* [GIVEN INSTRUCTION 1]
Please reproduce the entries word for word, starting at their first line and ending at the line that contains "211, 614, 237)".

* [QUOTED PASSAGE]
Hint: We start solving the problem by writing all the possible outcomes for this problem. We then find the possibilities for the event “that there is at least one tail” and find the probability of it. We then find the possibilities for the event that “the die shows a number greater than 4” and find the probability of it. We then find the intersection of two events and apply the conditional probability definition to get the required result.

Complete step-by-step answer:
According to the problem, we are tossing a coin and if it shows head, we toss it again but if it shows tail, we throw a die. We need to find the conditional probability of the event that “the die shows a number greater than 4” given that “there is at least one tail”.
We assume that the coin is just tossed twice (the die will not be rolled if we get a tail even in the 2nd toss) and we stop tossing once we get the tail.
Let us write the possibilities of tossing of coin + Rolling the die if we get tails in our first toss: $\left\{ \left( H,H \right),\left( H,T \right),\left( T,1 \right),\left( T,2 \right),\left( T,3 \right),\left( T,4 \right),\left( T,5 \right),\left( T,6 \right) \right\}$. Here H = event of getting head on tossing the coin, T = event of getting tail on tossing the coin, 1 = event of getting 1 on rolling the die, 2 = event of getting 2 on rolling the die, 3 = event of getting 3 on rolling the die, 4 = event of getting 4 on rolling the die, 5 = event of getting 5 on rolling the die and 6 = event of getting 6 on rolling the die.
We know that the tossing coin or rolling die is an independent event. We know that the probability of the intersection of two independent events a, b is $P\left( a\cap b \right)=P\left( a \right).P\left( b \right)$.
We know that the probability of getting head or tail on tossing a coin is $\dfrac{1}{2}$. We also know that the probability of getting any number between 1 to 6 on rolling a die is $\dfrac{1}{6}$.
According to the problem, it is given that there is at least 1 tail. So, the possibilities of this event (A) are $\left\{ \left( H,T \right),\left( T,1 \right),\left( T,2 \right),\left( T,3 \right),\left( T,4 \right),\left( T,5 \right),\left( T,6 \right) \right\}$ ---(1). Let us assume the probability of this event being $P\left( A \right)$. Let us find this probability.
So, we have $P\left( A \right)=P\left( H\cap T \right)+P\left( T\cap 1 \right)+P\left( T\cap 2 \right)+P\left( T\cap 3 \right)+P\left( T\cap 4 \right)+P\left( T\cap 5 \right)+P\left( T\cap 6 \right)$.

* [GIVEN INSTRUCTION 2]
In the coin-and-die probability solution, what is the stated probability of getting any number between 1 and 6 on rolling a die?

* [EXERCISE MATERIAL]
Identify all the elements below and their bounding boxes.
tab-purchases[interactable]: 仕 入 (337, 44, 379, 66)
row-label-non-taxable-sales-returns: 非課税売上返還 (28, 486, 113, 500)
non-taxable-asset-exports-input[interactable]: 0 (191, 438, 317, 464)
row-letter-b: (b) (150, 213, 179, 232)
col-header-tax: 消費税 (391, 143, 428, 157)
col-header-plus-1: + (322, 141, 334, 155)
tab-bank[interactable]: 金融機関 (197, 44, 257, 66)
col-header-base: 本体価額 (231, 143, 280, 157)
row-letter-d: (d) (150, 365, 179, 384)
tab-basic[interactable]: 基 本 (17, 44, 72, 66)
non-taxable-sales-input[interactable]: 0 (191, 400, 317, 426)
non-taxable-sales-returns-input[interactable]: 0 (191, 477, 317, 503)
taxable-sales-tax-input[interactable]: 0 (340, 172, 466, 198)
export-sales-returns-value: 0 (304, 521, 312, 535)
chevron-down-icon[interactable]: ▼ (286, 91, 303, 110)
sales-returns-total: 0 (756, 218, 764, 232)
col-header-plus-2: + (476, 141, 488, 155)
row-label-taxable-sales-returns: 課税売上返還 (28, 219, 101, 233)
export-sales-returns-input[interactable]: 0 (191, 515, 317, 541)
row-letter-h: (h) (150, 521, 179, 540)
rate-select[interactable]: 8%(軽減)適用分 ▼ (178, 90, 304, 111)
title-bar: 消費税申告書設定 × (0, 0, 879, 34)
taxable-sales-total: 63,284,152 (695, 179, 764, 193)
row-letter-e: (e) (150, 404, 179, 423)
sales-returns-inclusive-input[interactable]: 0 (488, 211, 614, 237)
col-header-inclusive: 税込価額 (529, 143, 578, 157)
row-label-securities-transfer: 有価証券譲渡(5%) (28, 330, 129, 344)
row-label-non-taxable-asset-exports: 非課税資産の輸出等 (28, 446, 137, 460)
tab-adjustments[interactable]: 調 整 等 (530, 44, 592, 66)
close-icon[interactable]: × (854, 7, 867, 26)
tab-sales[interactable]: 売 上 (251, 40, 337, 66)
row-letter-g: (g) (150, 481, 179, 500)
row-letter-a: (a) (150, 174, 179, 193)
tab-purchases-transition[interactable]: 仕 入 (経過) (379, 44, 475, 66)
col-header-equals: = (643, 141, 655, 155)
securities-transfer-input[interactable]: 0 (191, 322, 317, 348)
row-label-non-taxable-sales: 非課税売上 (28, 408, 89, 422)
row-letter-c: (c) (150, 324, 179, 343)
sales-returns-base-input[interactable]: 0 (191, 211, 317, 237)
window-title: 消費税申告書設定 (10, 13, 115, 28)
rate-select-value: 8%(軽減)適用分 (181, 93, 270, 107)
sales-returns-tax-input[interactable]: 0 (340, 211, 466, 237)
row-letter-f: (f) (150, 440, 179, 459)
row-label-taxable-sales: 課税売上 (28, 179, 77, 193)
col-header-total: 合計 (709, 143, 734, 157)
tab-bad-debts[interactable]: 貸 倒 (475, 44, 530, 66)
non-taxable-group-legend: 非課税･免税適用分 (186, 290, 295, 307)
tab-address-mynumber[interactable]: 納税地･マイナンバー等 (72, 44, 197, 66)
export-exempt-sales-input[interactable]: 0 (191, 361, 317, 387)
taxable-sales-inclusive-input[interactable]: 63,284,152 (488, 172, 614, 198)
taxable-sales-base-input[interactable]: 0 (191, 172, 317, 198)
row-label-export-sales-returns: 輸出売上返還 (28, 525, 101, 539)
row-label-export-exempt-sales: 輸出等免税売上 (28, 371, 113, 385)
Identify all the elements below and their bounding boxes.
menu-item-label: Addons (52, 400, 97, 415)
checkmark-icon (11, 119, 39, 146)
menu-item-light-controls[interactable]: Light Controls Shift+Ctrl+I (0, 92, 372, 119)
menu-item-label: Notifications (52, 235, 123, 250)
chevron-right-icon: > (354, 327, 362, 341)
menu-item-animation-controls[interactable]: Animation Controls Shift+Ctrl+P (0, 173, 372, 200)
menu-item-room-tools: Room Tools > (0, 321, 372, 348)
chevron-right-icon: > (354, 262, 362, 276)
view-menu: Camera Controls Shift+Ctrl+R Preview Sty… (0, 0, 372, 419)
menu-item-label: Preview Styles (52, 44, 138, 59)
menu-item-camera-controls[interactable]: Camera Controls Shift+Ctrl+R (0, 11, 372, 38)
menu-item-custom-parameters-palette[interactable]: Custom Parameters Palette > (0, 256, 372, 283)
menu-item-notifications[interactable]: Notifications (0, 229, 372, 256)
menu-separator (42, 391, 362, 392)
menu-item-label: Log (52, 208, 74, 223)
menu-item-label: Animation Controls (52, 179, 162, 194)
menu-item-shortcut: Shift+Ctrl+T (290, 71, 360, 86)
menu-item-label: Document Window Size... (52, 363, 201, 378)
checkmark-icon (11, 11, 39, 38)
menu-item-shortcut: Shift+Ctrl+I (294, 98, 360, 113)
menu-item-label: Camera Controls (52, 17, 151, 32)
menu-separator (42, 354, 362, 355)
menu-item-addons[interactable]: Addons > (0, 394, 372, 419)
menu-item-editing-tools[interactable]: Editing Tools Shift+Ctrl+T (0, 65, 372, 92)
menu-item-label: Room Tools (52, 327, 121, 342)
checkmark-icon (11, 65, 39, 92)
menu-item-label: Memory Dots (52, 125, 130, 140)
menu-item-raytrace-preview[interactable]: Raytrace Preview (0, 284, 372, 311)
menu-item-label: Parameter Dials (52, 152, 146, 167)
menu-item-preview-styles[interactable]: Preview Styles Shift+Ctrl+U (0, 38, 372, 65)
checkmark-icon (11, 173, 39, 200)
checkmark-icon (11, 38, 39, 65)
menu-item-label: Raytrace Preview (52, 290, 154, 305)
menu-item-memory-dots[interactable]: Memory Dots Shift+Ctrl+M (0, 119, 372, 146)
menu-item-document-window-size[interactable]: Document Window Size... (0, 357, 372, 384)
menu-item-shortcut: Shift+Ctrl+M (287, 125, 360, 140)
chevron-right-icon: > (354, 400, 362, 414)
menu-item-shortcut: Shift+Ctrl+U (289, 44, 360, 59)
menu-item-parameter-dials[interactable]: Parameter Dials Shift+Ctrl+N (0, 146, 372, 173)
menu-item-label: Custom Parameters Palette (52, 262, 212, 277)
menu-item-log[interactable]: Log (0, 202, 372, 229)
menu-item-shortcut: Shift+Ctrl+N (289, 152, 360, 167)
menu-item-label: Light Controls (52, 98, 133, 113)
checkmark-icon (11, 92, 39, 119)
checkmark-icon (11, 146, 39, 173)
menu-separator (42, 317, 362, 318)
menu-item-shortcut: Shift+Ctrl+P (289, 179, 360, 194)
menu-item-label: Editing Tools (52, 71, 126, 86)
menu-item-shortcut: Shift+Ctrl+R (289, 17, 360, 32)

* [FULL RESPONSE 1]
Identify all the elements below and their bounding boxes.
tab-purchases[interactable]: 仕 入 (337, 44, 379, 66)
row-label-non-taxable-sales-returns: 非課税売上返還 (28, 486, 113, 500)
non-taxable-asset-exports-input[interactable]: 0 (191, 438, 317, 464)
row-letter-b: (b) (150, 213, 179, 232)
col-header-tax: 消費税 (391, 143, 428, 157)
col-header-plus-1: + (322, 141, 334, 155)
tab-bank[interactable]: 金融機関 (197, 44, 257, 66)
col-header-base: 本体価額 (231, 143, 280, 157)
row-letter-d: (d) (150, 365, 179, 384)
tab-basic[interactable]: 基 本 (17, 44, 72, 66)
non-taxable-sales-input[interactable]: 0 (191, 400, 317, 426)
non-taxable-sales-returns-input[interactable]: 0 (191, 477, 317, 503)
taxable-sales-tax-input[interactable]: 0 (340, 172, 466, 198)
export-sales-returns-value: 0 (304, 521, 312, 535)
chevron-down-icon[interactable]: ▼ (286, 91, 303, 110)
sales-returns-total: 0 (756, 218, 764, 232)
col-header-plus-2: + (476, 141, 488, 155)
row-label-taxable-sales-returns: 課税売上返還 (28, 219, 101, 233)
export-sales-returns-input[interactable]: 0 (191, 515, 317, 541)
row-letter-h: (h) (150, 521, 179, 540)
rate-select[interactable]: 8%(軽減)適用分 ▼ (178, 90, 304, 111)
title-bar: 消費税申告書設定 × (0, 0, 879, 34)
taxable-sales-total: 63,284,152 (695, 179, 764, 193)
row-letter-e: (e) (150, 404, 179, 423)
sales-returns-inclusive-input[interactable]: 0 (488, 211, 614, 237)

* [FULL RESPONSE 2]
1/6